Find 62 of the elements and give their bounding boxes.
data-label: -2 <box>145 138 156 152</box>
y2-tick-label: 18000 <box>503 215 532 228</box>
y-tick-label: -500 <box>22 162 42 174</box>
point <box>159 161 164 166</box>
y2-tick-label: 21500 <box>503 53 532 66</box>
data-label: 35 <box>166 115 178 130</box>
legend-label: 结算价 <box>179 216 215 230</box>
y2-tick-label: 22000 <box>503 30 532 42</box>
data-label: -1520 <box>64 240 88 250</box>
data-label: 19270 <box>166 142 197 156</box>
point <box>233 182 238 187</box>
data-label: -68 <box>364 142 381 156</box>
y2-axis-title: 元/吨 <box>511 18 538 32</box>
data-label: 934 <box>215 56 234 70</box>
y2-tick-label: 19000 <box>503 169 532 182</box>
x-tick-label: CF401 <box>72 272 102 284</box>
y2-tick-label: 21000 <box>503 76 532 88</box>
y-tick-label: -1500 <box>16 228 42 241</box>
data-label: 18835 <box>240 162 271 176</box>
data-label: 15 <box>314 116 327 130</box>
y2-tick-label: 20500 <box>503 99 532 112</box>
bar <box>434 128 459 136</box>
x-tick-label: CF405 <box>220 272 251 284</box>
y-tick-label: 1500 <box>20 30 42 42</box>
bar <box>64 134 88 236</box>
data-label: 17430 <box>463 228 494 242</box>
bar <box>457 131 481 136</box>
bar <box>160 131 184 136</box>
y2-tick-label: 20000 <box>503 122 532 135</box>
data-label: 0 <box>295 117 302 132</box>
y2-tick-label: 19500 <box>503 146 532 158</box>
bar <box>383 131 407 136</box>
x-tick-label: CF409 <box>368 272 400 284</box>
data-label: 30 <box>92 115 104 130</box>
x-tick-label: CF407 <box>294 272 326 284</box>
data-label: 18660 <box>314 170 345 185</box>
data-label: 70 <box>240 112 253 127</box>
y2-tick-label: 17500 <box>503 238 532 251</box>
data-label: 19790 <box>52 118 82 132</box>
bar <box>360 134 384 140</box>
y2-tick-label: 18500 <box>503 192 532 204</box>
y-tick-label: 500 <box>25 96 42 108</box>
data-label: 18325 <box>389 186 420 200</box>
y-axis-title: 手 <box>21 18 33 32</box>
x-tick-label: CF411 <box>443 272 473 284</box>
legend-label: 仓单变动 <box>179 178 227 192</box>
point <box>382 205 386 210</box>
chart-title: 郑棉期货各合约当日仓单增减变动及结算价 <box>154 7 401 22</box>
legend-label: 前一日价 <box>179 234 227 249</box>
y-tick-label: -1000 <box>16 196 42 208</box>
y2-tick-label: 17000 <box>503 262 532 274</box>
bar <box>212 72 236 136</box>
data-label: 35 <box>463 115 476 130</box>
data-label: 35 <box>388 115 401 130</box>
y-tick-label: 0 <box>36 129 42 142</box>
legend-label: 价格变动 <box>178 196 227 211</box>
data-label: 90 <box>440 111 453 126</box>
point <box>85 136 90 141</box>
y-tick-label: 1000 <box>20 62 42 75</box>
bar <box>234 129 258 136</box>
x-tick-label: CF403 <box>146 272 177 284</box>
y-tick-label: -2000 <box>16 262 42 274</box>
=-=-=-=-=
- Do this -
Copy out everything from the start of the entries down to the line containing "data-label: -68 <box>364 142 381 156</box>", keeping each line unchanged.

- Solved exercise -
Find 62 of the elements and give their bounding boxes.
data-label: -2 <box>145 138 156 152</box>
y2-tick-label: 18000 <box>503 215 532 228</box>
y-tick-label: -500 <box>22 162 42 174</box>
point <box>159 161 164 166</box>
y2-tick-label: 21500 <box>503 53 532 66</box>
data-label: 35 <box>166 115 178 130</box>
legend-label: 结算价 <box>179 216 215 230</box>
y2-tick-label: 22000 <box>503 30 532 42</box>
data-label: -1520 <box>64 240 88 250</box>
data-label: 19270 <box>166 142 197 156</box>
point <box>233 182 238 187</box>
data-label: -68 <box>364 142 381 156</box>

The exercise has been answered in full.